- [Excerpted records]
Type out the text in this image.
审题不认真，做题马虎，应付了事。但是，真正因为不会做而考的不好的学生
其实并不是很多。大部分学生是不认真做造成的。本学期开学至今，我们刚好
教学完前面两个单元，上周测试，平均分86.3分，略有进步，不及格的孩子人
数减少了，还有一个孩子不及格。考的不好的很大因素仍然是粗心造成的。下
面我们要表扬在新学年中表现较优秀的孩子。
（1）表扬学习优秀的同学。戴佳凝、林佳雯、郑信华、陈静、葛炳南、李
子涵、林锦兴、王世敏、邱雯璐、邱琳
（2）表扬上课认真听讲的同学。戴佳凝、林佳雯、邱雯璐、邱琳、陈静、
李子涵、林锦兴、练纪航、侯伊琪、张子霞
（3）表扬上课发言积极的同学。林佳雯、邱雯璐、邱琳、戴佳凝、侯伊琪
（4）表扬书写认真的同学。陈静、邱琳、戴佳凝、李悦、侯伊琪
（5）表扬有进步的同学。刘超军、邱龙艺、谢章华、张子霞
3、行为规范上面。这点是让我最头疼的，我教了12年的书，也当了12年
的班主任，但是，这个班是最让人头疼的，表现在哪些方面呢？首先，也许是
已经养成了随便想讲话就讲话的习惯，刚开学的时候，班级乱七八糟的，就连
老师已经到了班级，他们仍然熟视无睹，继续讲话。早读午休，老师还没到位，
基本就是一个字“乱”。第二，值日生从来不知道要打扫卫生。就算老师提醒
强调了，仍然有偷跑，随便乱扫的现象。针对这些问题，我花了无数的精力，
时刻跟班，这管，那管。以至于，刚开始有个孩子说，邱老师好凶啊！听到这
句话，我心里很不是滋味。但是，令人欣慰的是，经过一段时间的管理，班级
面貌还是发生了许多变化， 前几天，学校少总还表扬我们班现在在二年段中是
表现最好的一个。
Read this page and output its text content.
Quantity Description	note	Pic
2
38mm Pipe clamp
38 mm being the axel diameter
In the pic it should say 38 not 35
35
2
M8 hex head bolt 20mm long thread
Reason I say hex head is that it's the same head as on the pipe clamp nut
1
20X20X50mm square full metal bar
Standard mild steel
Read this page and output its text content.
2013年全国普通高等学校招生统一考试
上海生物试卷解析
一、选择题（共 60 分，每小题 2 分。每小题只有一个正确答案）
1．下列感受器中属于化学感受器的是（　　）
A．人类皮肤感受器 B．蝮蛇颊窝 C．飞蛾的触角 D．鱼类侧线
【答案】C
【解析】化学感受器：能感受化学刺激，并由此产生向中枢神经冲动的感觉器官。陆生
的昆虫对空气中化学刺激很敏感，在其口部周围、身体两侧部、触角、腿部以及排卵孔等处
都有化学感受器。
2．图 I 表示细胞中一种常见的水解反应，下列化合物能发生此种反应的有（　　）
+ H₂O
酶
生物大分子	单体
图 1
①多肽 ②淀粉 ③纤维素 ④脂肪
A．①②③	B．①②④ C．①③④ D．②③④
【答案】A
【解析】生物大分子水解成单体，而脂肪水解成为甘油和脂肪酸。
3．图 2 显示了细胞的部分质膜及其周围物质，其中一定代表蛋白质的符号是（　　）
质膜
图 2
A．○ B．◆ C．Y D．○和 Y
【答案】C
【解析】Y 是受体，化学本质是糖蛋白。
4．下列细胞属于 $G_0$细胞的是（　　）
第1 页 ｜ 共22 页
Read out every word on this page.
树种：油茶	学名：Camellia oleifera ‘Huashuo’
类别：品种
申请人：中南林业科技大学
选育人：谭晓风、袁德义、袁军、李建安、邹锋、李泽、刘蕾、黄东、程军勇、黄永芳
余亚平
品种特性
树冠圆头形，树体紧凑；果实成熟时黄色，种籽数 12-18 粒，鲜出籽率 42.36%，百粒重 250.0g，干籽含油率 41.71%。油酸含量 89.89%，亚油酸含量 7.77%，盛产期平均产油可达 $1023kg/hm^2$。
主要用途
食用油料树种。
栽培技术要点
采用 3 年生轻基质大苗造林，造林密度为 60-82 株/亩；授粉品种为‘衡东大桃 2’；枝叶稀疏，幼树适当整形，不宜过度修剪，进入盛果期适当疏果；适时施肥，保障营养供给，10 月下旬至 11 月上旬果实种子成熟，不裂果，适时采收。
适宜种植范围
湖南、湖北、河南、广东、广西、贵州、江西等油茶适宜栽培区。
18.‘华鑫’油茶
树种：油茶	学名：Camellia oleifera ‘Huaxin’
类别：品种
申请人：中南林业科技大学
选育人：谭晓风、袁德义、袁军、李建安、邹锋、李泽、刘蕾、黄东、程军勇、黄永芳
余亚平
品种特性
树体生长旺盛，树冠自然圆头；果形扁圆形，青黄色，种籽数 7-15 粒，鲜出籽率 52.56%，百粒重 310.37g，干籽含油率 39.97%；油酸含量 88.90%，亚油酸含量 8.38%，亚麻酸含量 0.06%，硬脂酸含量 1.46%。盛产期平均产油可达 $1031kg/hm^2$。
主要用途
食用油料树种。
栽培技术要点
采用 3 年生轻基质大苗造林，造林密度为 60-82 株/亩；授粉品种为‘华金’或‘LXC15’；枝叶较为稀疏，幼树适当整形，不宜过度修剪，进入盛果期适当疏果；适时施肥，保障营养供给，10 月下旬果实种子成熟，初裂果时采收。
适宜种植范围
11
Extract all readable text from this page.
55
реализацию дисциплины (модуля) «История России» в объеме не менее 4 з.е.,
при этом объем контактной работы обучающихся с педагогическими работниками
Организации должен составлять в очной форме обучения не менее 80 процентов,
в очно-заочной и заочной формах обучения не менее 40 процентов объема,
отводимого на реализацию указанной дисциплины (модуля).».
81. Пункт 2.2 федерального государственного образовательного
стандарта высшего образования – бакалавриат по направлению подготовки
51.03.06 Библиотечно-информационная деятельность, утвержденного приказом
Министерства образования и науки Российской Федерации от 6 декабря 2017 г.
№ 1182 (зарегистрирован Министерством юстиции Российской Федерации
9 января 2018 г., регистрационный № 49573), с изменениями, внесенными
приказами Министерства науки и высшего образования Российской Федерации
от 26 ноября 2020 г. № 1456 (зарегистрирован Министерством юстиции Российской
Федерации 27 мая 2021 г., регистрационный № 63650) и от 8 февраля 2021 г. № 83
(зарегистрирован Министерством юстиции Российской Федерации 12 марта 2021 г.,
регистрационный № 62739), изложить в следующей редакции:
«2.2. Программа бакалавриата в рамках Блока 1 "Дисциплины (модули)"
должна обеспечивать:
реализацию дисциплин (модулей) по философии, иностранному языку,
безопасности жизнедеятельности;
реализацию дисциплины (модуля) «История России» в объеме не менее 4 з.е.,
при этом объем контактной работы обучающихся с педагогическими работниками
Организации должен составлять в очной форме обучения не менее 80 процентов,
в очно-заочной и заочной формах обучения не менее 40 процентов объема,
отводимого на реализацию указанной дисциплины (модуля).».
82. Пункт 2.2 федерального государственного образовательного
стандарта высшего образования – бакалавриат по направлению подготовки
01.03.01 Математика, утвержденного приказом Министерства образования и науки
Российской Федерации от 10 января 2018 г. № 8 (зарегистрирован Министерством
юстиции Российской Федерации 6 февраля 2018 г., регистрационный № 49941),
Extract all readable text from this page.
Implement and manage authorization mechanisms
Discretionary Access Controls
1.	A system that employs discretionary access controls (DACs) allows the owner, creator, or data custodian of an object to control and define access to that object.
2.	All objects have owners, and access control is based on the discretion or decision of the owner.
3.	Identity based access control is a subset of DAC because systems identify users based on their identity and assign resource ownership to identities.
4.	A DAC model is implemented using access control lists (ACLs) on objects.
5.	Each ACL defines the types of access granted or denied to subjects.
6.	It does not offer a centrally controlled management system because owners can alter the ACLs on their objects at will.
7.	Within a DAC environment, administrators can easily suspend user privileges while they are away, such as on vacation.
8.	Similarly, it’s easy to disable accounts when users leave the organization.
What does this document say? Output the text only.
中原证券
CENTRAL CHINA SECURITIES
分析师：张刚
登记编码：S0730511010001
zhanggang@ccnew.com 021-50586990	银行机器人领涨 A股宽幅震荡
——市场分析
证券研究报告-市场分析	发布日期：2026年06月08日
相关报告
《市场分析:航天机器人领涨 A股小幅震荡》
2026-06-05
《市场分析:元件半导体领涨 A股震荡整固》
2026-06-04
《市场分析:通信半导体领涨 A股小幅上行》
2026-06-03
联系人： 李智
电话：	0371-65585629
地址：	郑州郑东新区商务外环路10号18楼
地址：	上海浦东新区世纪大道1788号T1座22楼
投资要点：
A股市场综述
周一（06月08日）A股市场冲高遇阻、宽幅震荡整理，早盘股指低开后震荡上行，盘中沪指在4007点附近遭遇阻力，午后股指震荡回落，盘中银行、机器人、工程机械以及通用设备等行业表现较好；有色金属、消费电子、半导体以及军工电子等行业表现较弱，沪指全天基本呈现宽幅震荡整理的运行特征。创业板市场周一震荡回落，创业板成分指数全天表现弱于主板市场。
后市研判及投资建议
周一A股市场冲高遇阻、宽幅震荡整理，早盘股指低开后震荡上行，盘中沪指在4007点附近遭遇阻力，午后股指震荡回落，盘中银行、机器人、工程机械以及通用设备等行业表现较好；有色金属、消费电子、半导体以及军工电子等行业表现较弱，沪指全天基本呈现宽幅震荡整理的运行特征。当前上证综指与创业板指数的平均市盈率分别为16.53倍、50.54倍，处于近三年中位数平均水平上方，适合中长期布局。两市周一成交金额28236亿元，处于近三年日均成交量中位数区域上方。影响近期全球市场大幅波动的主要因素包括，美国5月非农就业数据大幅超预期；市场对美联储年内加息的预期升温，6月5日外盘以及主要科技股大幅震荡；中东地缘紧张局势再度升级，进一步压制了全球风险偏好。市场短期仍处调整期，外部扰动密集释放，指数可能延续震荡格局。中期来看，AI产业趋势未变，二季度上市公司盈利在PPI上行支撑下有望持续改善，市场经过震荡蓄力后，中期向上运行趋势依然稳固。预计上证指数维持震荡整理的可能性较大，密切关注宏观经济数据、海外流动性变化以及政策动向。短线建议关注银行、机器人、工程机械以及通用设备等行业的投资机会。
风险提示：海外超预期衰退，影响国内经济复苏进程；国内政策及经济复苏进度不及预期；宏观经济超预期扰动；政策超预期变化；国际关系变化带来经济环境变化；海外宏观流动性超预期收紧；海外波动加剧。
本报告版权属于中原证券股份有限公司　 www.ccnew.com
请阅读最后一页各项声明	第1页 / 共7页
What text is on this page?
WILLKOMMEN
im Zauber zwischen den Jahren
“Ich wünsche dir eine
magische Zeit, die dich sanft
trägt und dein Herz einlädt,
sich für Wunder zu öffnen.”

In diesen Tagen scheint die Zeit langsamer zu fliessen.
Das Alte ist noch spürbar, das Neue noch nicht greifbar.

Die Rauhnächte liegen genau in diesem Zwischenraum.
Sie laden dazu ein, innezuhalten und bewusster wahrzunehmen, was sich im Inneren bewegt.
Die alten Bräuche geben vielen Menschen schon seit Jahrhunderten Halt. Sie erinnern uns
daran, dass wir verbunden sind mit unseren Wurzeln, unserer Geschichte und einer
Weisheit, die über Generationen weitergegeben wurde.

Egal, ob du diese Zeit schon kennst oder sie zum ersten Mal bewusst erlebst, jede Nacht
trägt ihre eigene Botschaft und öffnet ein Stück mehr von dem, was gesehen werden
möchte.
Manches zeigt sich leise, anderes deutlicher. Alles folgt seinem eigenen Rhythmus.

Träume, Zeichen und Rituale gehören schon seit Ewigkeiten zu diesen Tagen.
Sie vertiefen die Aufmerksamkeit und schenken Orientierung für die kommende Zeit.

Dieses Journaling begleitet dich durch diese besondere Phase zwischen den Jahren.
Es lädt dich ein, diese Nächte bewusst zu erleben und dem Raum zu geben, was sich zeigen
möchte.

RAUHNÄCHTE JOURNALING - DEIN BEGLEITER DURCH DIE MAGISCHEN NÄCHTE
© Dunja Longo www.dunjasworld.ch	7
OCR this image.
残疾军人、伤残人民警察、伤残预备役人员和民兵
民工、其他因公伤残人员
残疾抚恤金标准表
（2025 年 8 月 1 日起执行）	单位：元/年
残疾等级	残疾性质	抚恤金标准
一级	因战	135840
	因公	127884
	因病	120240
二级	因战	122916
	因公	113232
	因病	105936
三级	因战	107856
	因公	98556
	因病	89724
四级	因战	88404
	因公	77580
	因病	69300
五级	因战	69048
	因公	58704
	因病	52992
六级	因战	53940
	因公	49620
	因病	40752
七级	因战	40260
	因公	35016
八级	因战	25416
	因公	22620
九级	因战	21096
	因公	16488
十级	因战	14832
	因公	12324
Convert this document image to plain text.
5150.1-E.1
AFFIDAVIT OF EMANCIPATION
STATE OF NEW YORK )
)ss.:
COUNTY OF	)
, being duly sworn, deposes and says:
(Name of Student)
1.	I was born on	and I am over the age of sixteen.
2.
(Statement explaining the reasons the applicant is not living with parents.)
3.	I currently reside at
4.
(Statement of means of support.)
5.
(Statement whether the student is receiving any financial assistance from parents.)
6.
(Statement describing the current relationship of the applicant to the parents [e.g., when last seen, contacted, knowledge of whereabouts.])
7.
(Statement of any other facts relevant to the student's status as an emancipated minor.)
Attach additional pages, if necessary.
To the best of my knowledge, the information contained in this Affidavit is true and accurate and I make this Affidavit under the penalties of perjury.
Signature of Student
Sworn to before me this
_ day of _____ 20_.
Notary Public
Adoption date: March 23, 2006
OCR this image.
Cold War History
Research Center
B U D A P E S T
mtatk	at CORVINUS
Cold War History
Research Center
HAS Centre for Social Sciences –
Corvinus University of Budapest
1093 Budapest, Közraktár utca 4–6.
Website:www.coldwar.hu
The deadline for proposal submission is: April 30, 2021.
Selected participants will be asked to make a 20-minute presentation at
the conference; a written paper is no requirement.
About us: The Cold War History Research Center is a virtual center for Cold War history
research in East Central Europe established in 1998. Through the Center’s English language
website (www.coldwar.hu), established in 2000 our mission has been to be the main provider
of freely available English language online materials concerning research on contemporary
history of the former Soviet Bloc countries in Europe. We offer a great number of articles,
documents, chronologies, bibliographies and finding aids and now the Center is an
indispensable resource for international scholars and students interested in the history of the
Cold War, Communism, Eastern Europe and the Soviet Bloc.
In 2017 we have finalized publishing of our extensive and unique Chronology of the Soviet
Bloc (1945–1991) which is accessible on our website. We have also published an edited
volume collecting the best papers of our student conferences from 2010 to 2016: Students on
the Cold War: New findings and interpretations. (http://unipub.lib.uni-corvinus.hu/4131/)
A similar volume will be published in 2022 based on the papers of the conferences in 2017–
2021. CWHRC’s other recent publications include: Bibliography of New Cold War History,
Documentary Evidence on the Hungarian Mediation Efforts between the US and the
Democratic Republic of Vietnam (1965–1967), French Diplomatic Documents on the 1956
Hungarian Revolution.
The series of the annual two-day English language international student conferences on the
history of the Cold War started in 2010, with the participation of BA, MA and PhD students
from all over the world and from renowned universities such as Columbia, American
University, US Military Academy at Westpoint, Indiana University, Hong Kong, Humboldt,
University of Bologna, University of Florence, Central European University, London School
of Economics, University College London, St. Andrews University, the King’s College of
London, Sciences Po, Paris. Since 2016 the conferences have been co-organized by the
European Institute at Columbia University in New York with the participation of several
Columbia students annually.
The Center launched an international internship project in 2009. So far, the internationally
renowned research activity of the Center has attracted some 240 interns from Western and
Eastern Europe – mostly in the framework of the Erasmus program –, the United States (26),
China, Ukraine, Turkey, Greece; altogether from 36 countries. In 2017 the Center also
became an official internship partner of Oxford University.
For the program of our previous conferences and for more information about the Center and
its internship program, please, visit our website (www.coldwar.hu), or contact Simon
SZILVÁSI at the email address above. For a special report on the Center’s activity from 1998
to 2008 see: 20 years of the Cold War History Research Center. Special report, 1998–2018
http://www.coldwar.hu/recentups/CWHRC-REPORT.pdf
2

- [Task details] Give only the number of lines in the entries that contain "best".

- [Correct response] 2